Written task → Search the listing below for the word "ดำเน" and copy each line that holds it.

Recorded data
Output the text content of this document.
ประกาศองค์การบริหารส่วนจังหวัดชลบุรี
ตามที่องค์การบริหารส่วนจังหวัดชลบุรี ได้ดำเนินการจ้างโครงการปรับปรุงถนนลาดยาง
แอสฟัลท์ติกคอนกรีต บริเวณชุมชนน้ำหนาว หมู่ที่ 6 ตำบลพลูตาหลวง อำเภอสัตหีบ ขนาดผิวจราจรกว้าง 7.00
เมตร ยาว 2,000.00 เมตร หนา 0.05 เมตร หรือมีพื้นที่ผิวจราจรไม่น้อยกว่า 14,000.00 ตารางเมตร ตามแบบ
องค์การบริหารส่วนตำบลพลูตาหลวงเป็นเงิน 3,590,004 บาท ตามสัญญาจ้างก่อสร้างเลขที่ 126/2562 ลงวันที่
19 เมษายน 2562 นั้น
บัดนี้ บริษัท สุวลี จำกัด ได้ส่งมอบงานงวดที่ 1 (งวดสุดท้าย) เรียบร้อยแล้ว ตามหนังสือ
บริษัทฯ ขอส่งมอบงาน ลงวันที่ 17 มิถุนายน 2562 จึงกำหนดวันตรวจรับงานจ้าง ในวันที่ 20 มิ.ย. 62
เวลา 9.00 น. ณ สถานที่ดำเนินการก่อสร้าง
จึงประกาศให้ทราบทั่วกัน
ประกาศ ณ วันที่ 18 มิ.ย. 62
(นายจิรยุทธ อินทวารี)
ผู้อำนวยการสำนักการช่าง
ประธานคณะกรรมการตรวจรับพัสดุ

Output of the task →
ตามที่องค์การบริหารส่วนจังหวัดชลบุรี ได้ดำเนินการจ้างโครงการปรับปรุงถนนลาดยาง
เวลา 9.00 น. ณ สถานที่ดำเนินการก่อสร้าง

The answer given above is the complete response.